Your task → Provide a single number: the count of lines containing the string "JSON".

Information provided →
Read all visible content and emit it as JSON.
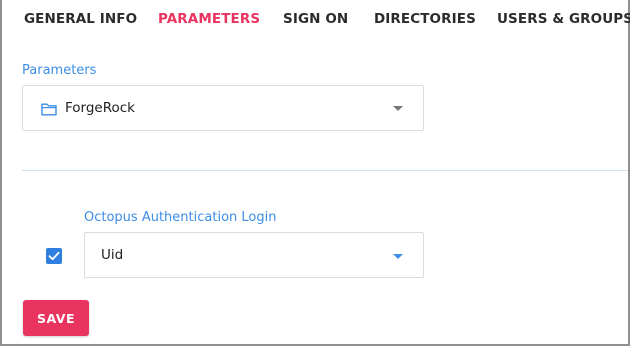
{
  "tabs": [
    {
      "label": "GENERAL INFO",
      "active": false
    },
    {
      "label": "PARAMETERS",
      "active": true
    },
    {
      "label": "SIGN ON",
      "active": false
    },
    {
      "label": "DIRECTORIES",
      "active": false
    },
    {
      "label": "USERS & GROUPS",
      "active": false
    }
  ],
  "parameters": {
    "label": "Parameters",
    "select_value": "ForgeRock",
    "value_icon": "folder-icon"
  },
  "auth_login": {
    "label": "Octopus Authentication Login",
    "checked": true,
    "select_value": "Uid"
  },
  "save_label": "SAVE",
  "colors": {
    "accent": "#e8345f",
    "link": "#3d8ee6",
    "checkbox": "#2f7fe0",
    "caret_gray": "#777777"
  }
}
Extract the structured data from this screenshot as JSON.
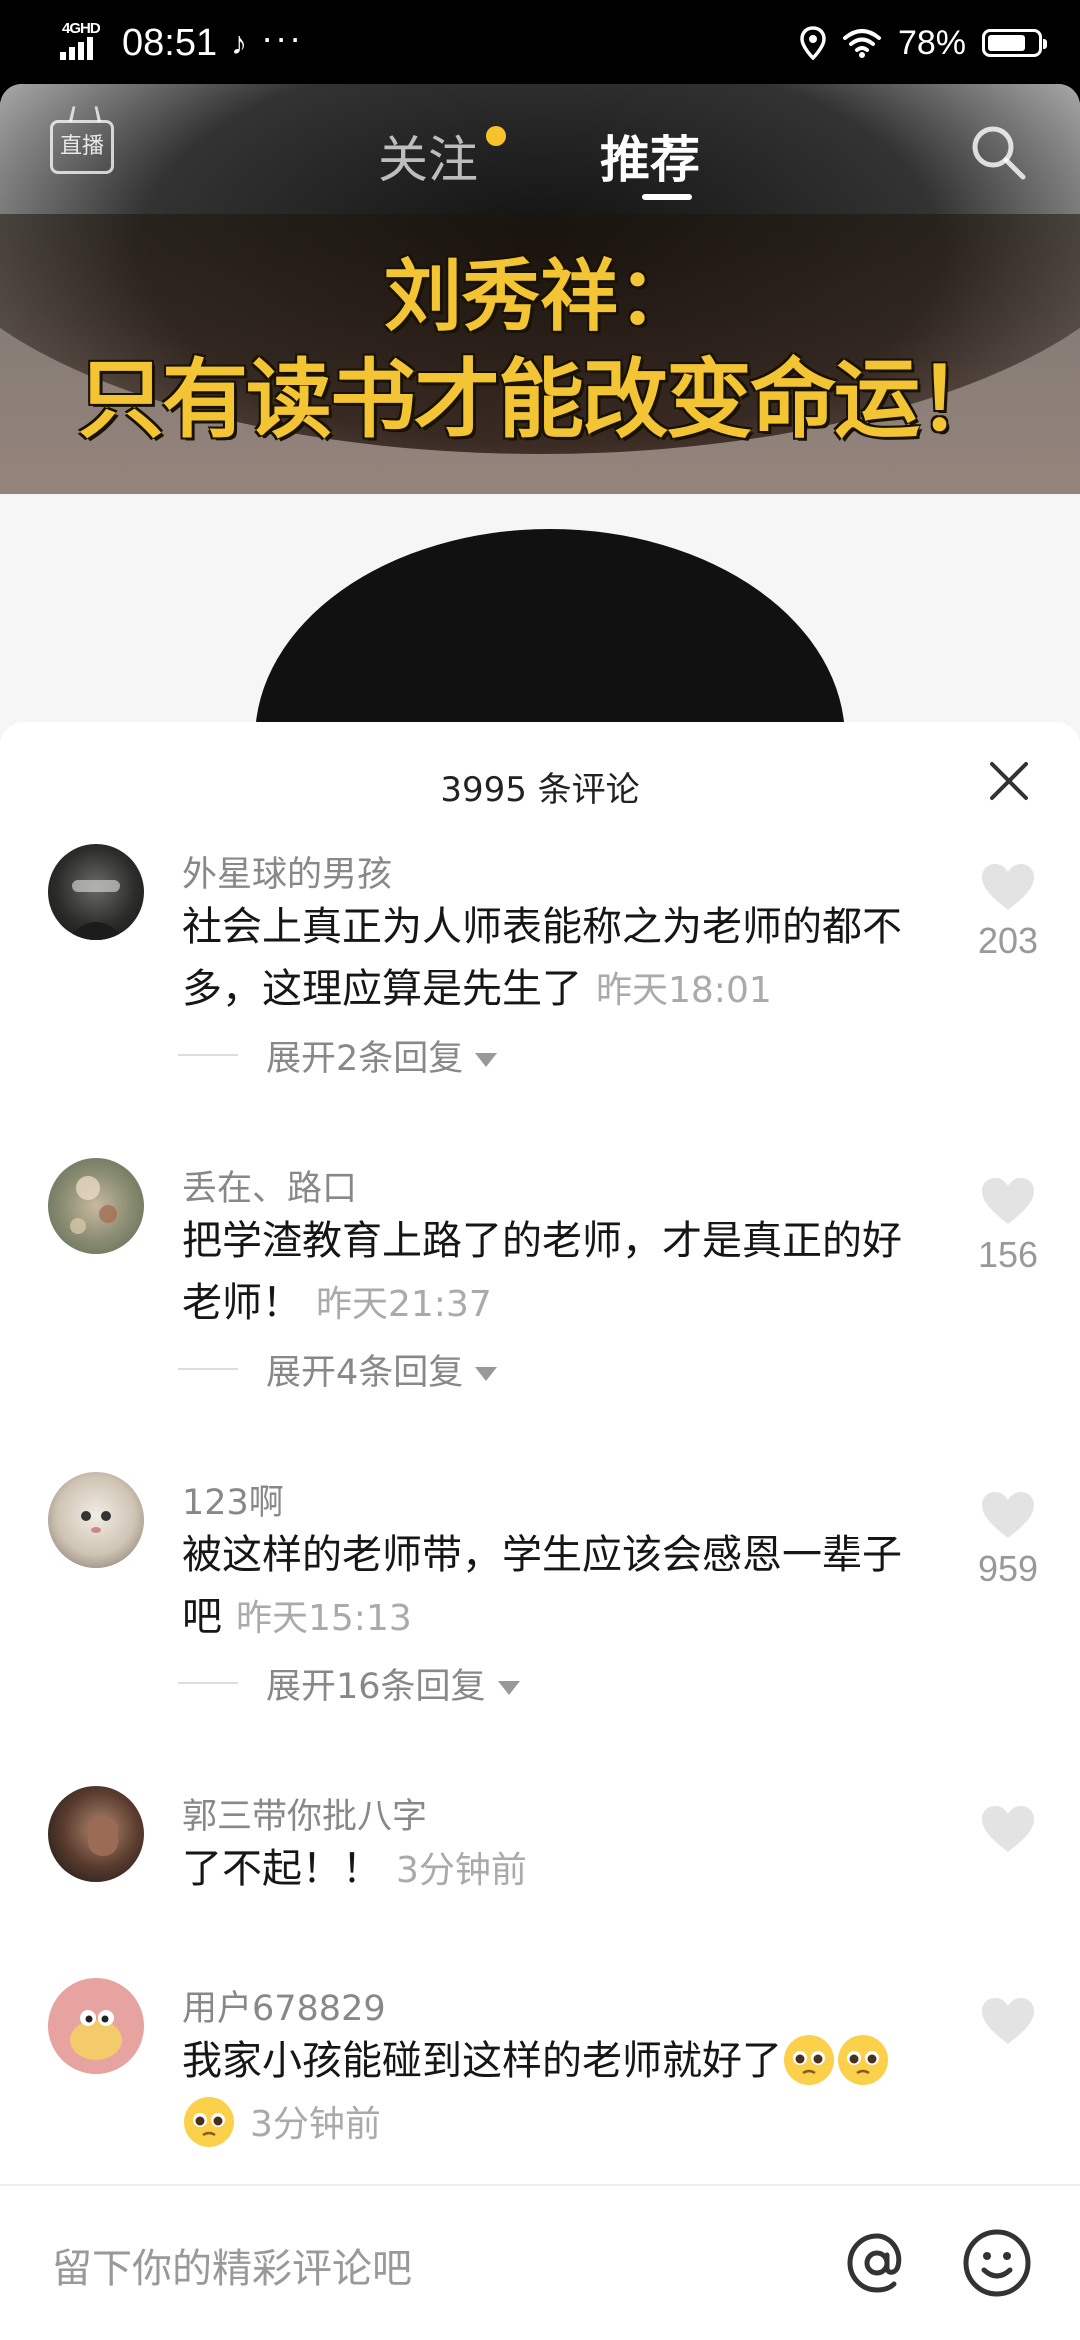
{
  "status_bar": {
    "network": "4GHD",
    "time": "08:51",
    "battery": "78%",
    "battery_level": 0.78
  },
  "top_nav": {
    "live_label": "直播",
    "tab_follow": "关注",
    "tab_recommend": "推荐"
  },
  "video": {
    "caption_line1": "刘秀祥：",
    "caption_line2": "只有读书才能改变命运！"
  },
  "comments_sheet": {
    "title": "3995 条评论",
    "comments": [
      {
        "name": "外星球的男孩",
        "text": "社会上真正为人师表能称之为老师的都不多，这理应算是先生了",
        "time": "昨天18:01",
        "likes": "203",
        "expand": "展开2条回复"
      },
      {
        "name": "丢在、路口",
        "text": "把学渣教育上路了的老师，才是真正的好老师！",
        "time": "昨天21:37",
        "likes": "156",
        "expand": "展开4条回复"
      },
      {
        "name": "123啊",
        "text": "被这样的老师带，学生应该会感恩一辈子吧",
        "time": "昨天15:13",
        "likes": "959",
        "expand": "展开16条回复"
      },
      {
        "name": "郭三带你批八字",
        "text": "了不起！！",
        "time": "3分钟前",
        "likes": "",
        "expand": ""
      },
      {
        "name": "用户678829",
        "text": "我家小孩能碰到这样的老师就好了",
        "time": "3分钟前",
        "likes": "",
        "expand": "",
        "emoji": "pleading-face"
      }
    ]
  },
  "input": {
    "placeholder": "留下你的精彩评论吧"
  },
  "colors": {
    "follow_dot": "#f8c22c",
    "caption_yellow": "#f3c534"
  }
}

Written reply → 2